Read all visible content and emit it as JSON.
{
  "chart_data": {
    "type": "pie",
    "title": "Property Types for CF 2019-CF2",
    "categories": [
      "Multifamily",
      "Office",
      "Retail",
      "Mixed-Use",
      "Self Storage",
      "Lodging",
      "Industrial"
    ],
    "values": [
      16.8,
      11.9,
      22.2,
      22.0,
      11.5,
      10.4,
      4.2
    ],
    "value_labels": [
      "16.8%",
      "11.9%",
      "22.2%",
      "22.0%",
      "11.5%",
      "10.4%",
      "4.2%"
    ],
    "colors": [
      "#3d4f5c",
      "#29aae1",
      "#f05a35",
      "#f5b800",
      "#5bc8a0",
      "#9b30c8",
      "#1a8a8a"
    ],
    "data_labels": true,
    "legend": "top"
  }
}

###

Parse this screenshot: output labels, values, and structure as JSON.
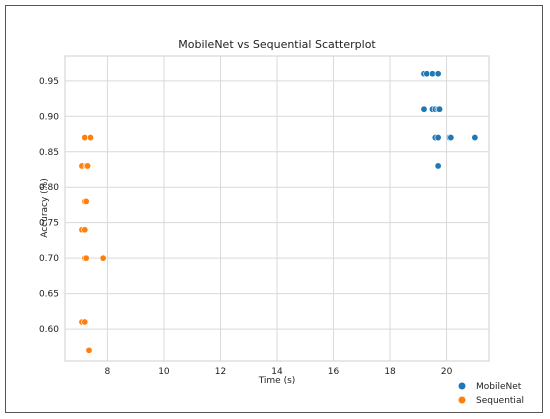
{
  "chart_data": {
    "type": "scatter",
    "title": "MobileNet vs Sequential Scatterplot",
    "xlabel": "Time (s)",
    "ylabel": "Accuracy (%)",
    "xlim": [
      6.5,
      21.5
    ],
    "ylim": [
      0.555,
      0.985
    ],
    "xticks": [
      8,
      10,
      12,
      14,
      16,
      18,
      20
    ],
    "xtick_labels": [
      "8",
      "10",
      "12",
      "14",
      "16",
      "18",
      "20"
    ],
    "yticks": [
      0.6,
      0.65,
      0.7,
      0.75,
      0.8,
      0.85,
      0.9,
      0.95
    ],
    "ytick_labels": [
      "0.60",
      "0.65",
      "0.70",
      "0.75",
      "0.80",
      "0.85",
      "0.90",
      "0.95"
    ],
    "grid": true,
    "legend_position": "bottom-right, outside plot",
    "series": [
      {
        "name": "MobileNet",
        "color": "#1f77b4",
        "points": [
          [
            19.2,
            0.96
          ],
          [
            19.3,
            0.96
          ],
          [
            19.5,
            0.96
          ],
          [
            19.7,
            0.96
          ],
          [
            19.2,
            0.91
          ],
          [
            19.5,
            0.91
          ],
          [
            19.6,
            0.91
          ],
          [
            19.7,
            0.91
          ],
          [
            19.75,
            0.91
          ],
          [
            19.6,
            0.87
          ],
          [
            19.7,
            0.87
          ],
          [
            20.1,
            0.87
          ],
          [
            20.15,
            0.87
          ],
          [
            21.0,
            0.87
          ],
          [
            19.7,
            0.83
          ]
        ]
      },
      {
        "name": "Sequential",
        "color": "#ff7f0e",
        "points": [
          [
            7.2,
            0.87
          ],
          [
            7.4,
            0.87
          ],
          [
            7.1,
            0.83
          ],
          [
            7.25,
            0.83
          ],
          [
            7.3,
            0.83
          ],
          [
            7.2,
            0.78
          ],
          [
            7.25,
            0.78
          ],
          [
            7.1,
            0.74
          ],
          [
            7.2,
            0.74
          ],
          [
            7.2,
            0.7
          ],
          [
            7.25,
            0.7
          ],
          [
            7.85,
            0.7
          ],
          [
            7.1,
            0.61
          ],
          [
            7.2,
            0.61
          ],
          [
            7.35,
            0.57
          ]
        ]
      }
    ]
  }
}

###

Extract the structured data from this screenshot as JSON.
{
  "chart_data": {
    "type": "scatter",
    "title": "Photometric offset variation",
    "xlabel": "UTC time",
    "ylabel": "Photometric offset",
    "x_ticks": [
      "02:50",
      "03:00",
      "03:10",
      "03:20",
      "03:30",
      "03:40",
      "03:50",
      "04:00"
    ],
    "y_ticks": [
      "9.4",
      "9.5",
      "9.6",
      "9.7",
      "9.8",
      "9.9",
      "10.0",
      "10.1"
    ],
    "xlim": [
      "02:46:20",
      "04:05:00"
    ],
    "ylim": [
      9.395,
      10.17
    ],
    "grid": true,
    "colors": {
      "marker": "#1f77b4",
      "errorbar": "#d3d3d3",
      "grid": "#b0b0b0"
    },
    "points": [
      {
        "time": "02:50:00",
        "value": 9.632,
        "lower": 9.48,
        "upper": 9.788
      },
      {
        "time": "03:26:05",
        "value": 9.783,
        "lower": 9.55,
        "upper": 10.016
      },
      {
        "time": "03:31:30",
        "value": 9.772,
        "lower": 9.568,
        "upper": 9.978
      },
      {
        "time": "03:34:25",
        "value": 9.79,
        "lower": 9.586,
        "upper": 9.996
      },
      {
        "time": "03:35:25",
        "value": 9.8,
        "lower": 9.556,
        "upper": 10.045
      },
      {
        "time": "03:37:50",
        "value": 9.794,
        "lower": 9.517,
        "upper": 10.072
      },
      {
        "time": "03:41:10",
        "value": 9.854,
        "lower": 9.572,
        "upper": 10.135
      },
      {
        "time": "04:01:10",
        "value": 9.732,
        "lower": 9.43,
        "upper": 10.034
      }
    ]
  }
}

###

— What the exercise asks —
From the records above, pull out every line containing the word "MobileNet".

— Exercise answer —
    "title": "MobileNet vs Sequential Scatterplot",
        "name": "MobileNet",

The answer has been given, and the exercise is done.